- [PASSAGE TO READ]
⟨

I found out from the bank, he did not take my money out of my account himself. I got an alert from the bank that because my daughters name was in my account. The collection acency took out of my account because she was on it, and he was paying bills for a few months with no money in his account. So they put my money in their account because she was on it. He lied to me, he knew he had no money in his account that why the collection acency took mine. I don’t know if my daughters knows the truth, if she knows there was no money in their account. All she told me it was a mistake he took it out of mine. I want to tell him what I know, and that he better tell my daughter the truth. I have borrowed him thousands of dollars for debt, because of my grandchildren, still not payed back it’s been twelve years, still getting himself in debt. He a financial planner who does not work, can’t even keep his own in order. My husband on Sunday was telling me a day , call him up, ask him for your money back right now. Yesterday morning I got a text at 5 in the morning I will have your money by tommorrow, I don’t beleive him. Now my husband tells me don’t say anything what you know, what really happened I suffer from PTSD from abuse, never opened my month to tell anyone, and the people that knew didn’t help me. I want to let him know I know the truth, and he should tell my daughter the truth. She always protecting for what he does, she should know what he’s been doing financially to his own family. I will not do it he has to. I have been there for her all these years, but she treats me like a non human being. I has stopped loaning him money. I only do if I see my grandchild have needs. I have closed that account, she will never been on my account ever again. He will have to pay me back all those thousand in cash from now on. This has all made everything far worse for me with this PTSD. Thank you all for caring❤️ Sorry for all mis spelled word very nervous, nightmares all night!

⟩

- [TASK]
Extend the post about the money taken out of the bank account, picking up after its final line.

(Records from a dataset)
⟨

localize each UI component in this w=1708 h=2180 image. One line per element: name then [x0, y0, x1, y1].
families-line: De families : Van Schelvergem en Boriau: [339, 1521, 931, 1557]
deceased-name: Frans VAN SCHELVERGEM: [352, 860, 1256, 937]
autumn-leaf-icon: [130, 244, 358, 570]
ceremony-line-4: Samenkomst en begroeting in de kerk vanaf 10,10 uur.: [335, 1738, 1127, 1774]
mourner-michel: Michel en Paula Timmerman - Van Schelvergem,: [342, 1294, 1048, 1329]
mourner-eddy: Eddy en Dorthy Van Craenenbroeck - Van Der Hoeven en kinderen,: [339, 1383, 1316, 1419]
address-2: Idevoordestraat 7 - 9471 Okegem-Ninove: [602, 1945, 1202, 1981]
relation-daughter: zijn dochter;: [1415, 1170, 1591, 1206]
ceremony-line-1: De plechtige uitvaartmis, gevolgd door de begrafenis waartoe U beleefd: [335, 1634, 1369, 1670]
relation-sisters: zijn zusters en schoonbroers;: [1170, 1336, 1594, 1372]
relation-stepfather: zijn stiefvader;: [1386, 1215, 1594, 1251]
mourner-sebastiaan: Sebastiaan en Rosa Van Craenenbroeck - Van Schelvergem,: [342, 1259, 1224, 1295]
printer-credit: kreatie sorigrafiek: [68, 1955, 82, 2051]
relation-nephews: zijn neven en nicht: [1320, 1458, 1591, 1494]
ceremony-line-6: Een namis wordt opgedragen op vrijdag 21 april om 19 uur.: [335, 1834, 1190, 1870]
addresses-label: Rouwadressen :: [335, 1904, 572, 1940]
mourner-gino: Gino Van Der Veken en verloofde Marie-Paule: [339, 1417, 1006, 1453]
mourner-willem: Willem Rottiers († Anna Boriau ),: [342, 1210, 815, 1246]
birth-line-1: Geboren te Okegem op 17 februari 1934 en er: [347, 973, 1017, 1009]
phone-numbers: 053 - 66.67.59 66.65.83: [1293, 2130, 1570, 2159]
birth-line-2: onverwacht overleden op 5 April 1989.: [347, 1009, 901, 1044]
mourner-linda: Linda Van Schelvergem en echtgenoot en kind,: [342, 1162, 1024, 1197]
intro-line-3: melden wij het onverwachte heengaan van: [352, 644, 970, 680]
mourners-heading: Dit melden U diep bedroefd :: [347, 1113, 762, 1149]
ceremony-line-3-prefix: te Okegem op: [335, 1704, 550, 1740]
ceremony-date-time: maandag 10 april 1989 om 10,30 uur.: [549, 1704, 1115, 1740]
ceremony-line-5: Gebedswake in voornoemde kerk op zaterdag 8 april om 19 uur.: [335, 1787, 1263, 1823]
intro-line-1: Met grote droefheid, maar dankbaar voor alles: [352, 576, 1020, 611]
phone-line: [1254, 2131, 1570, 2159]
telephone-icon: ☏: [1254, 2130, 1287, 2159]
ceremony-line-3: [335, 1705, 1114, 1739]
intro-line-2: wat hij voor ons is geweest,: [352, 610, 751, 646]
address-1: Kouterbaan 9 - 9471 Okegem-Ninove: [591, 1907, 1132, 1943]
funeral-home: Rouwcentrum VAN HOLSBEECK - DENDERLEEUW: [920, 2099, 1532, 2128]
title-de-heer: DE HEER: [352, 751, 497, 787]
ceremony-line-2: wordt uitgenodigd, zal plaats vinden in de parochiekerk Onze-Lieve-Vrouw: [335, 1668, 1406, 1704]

⟩

- [EXPECTED ANSWER]
8 Replies
Dolphin14 profile image
Dolphin14

When you see your grandchildren have specific needs you should meet those needs. Not hand over cash. You don't know if that's even benefiting them. If they need food buy food. If they need a coat buy a coat.

I would tell them both. I wouldn't rely on one to tell the other. Lay the cards on the table.

in reply to Dolphin14

I do take care their need by me taking them to buy what they need. I tell them how much I love them, and to call me for anything they need. Like last summer their mother was working, father doing nothing at home. They called me , and said there was no food for breakfast, so I went over there took them for breakfast, and then to grocery store for good food. I know you right he will not tell her, he can’t not be trusted. I will not listen to my husband all of sudden changing his mine about saying something. He loves our grandchild too. Something must be said . Thank you so much❤️

Dolphin14 profile image
Dolphin14 in reply to

I would never leave my grand daughter with out anything. So I fully understand

Be the loving grandmother that you are. Let the adults fend for themselves.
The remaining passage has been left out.